TO DO: Return every line of the records below verbatim, leaving out the pictures.

* Start *

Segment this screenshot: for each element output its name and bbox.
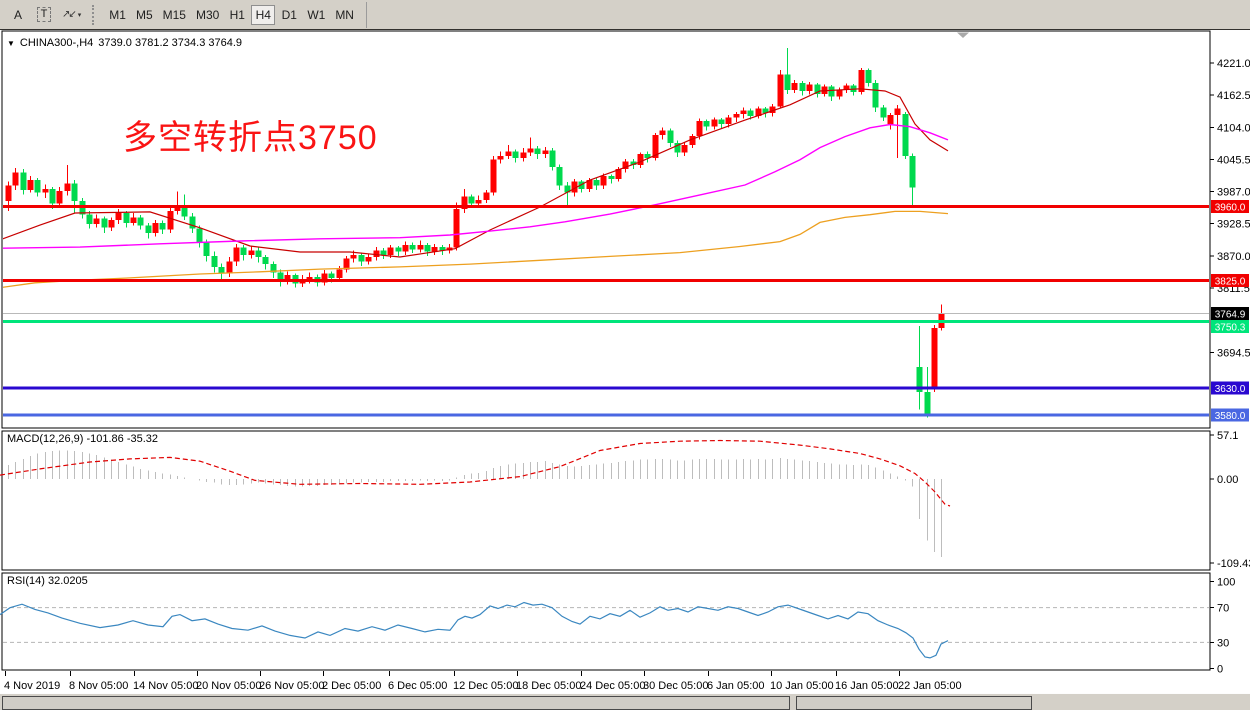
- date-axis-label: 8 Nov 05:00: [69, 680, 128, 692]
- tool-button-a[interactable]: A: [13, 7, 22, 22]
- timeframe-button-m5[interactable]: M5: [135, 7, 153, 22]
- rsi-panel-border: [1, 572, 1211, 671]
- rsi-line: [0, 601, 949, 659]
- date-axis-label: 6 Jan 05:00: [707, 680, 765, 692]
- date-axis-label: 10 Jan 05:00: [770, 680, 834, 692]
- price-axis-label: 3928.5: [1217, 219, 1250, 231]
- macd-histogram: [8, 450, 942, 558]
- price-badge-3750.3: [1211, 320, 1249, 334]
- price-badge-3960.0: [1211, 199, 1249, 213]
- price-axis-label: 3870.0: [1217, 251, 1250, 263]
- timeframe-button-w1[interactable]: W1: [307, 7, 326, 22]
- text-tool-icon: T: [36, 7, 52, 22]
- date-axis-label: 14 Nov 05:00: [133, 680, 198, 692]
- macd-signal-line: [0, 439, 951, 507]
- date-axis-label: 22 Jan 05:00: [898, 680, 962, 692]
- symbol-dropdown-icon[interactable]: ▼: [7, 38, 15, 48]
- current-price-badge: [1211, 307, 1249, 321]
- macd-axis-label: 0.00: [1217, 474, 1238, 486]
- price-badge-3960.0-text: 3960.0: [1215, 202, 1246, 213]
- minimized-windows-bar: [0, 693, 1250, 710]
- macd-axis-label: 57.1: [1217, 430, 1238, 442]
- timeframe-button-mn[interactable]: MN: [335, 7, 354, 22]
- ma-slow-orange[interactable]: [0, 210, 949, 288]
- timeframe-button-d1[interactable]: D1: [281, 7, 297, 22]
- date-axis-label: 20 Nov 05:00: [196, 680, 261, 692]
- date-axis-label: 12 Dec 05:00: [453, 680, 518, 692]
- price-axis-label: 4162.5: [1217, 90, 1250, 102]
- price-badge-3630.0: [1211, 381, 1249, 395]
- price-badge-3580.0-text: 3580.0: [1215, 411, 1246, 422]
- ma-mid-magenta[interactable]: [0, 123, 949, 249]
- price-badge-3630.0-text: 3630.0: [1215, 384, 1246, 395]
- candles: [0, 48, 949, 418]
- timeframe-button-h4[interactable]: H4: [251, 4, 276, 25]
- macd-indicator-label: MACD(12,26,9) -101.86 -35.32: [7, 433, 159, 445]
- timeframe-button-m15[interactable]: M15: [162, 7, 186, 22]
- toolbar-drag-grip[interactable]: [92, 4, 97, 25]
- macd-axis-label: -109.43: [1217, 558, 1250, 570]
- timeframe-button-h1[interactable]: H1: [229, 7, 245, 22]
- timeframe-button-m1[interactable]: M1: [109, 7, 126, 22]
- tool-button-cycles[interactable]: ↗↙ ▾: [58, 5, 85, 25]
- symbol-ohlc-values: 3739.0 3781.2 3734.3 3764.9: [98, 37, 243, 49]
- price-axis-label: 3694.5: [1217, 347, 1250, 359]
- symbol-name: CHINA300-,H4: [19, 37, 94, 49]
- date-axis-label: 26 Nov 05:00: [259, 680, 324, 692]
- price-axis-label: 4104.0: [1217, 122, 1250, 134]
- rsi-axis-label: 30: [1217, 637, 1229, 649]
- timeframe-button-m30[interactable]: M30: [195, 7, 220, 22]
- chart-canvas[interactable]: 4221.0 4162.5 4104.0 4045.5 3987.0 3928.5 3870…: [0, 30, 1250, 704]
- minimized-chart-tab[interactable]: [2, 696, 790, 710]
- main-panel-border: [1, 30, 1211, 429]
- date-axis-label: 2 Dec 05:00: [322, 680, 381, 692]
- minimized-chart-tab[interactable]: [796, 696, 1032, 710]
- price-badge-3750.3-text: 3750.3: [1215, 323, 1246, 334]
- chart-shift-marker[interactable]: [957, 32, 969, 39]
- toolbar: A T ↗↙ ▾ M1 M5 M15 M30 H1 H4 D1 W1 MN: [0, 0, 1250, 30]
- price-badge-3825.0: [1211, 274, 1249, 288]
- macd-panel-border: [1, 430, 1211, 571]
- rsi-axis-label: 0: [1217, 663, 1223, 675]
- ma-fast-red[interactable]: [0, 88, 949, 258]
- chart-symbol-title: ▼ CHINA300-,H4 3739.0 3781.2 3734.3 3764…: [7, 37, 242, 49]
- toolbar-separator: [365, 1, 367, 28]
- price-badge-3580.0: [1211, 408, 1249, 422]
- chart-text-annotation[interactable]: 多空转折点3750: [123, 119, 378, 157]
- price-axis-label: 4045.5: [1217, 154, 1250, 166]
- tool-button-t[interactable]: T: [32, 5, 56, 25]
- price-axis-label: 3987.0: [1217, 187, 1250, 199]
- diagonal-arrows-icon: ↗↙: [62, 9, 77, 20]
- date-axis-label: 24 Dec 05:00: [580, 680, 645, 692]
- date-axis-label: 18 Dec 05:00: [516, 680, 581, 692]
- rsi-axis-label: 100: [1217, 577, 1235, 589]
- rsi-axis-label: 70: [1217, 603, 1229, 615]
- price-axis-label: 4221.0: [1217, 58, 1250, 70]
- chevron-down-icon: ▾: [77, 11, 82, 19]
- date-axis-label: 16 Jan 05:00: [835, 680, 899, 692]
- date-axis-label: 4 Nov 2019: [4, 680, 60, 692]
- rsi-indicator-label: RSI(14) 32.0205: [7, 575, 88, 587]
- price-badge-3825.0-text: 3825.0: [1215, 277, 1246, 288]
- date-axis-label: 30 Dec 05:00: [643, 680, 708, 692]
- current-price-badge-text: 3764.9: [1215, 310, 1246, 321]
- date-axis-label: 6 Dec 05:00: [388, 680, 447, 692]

* End *

EXERCISE RESULT:
Segment this screenshot: for each element output its name and bbox.
- date-axis-label: 8 Nov 05:00: [69, 680, 128, 692]
- tool-button-a[interactable]: A: [13, 7, 22, 22]
- timeframe-button-m5[interactable]: M5: [135, 7, 153, 22]
- rsi-panel-border: [1, 572, 1211, 671]
- rsi-line: [0, 601, 949, 659]
- date-axis-label: 6 Jan 05:00: [707, 680, 765, 692]
- date-axis-label: 10 Jan 05:00: [770, 680, 834, 692]
- price-axis-label: 3928.5: [1217, 219, 1250, 231]
- macd-histogram: [8, 450, 942, 558]
- price-badge-3750.3: [1211, 320, 1249, 334]
- price-badge-3960.0: [1211, 199, 1249, 213]
- price-axis-label: 3870.0: [1217, 251, 1250, 263]
- timeframe-button-w1[interactable]: W1: [307, 7, 326, 22]
- text-tool-icon: T: [36, 7, 52, 22]
- date-axis-label: 14 Nov 05:00: [133, 680, 198, 692]
- macd-signal-line: [0, 439, 951, 507]
- date-axis-label: 22 Jan 05:00: [898, 680, 962, 692]
- symbol-dropdown-icon[interactable]: ▼: [7, 38, 15, 48]
- current-price-badge: [1211, 307, 1249, 321]
- macd-axis-label: 0.00: [1217, 474, 1238, 486]
- price-badge-3960.0-text: 3960.0: [1215, 202, 1246, 213]
- minimized-windows-bar: [0, 693, 1250, 710]
- macd-axis-label: 57.1: [1217, 430, 1238, 442]
- timeframe-button-mn[interactable]: MN: [335, 7, 354, 22]
- ma-slow-orange[interactable]: [0, 210, 949, 288]
- timeframe-button-d1[interactable]: D1: [281, 7, 297, 22]
- date-axis-label: 20 Nov 05:00: [196, 680, 261, 692]
- date-axis-label: 12 Dec 05:00: [453, 680, 518, 692]
- price-axis-label: 4162.5: [1217, 90, 1250, 102]
- price-badge-3630.0: [1211, 381, 1249, 395]
- price-badge-3580.0-text: 3580.0: [1215, 411, 1246, 422]
- ma-mid-magenta[interactable]: [0, 123, 949, 249]
- price-badge-3630.0-text: 3630.0: [1215, 384, 1246, 395]
- candles: [0, 48, 949, 418]
- timeframe-button-h4[interactable]: H4: [251, 4, 276, 25]
- macd-indicator-label: MACD(12,26,9) -101.86 -35.32: [7, 433, 159, 445]
- timeframe-button-m15[interactable]: M15: [162, 7, 186, 22]
- toolbar-drag-grip[interactable]: [92, 4, 97, 25]
- macd-axis-label: -109.43: [1217, 558, 1250, 570]
- timeframe-button-h1[interactable]: H1: [229, 7, 245, 22]
- timeframe-button-m1[interactable]: M1: [109, 7, 126, 22]
- tool-button-cycles[interactable]: ↗↙ ▾: [58, 5, 85, 25]
- symbol-ohlc-values: 3739.0 3781.2 3734.3 3764.9: [98, 37, 243, 49]
- price-axis-label: 3694.5: [1217, 347, 1250, 359]
- symbol-name: CHINA300-,H4: [19, 37, 94, 49]
- date-axis-label: 26 Nov 05:00: [259, 680, 324, 692]
- price-axis-label: 4104.0: [1217, 122, 1250, 134]
- rsi-axis-label: 30: [1217, 637, 1229, 649]
- timeframe-button-m30[interactable]: M30: [195, 7, 220, 22]
- chart-canvas[interactable]: 4221.0 4162.5 4104.0 4045.5 3987.0 3928.5 3870…: [0, 30, 1250, 704]
- minimized-chart-tab[interactable]: [2, 696, 790, 710]
- main-panel-border: [1, 30, 1211, 429]
- date-axis-label: 2 Dec 05:00: [322, 680, 381, 692]
- minimized-chart-tab[interactable]: [796, 696, 1032, 710]
- price-badge-3750.3-text: 3750.3: [1215, 323, 1246, 334]
- chart-shift-marker[interactable]: [957, 32, 969, 39]
- toolbar: A T ↗↙ ▾ M1 M5 M15 M30 H1 H4 D1 W1 MN: [0, 0, 1250, 30]
- price-badge-3825.0: [1211, 274, 1249, 288]
- macd-panel-border: [1, 430, 1211, 571]
- rsi-axis-label: 0: [1217, 663, 1223, 675]
- ma-fast-red[interactable]: [0, 88, 949, 258]
- chart-symbol-title: ▼ CHINA300-,H4 3739.0 3781.2 3734.3 3764…: [7, 37, 242, 49]
- toolbar-separator: [365, 1, 367, 28]
- price-badge-3580.0: [1211, 408, 1249, 422]
- chart-text-annotation[interactable]: 多空转折点3750: [123, 119, 378, 157]
- price-axis-label: 4045.5: [1217, 154, 1250, 166]
- tool-button-t[interactable]: T: [32, 5, 56, 25]
- price-axis-label: 3987.0: [1217, 187, 1250, 199]
- diagonal-arrows-icon: ↗↙: [62, 9, 77, 20]
- date-axis-label: 24 Dec 05:00: [580, 680, 645, 692]
- date-axis-label: 18 Dec 05:00: [516, 680, 581, 692]
- rsi-axis-label: 100: [1217, 577, 1235, 589]
- rsi-axis-label: 70: [1217, 603, 1229, 615]
- price-axis-label: 4221.0: [1217, 58, 1250, 70]
- chevron-down-icon: ▾: [77, 11, 82, 19]
- date-axis-label: 16 Jan 05:00: [835, 680, 899, 692]
- date-axis-label: 4 Nov 2019: [4, 680, 60, 692]
- rsi-indicator-label: RSI(14) 32.0205: [7, 575, 88, 587]
- price-badge-3825.0-text: 3825.0: [1215, 277, 1246, 288]
- date-axis-label: 30 Dec 05:00: [643, 680, 708, 692]
- current-price-badge-text: 3764.9: [1215, 310, 1246, 321]
- date-axis-label: 6 Dec 05:00: [388, 680, 447, 692]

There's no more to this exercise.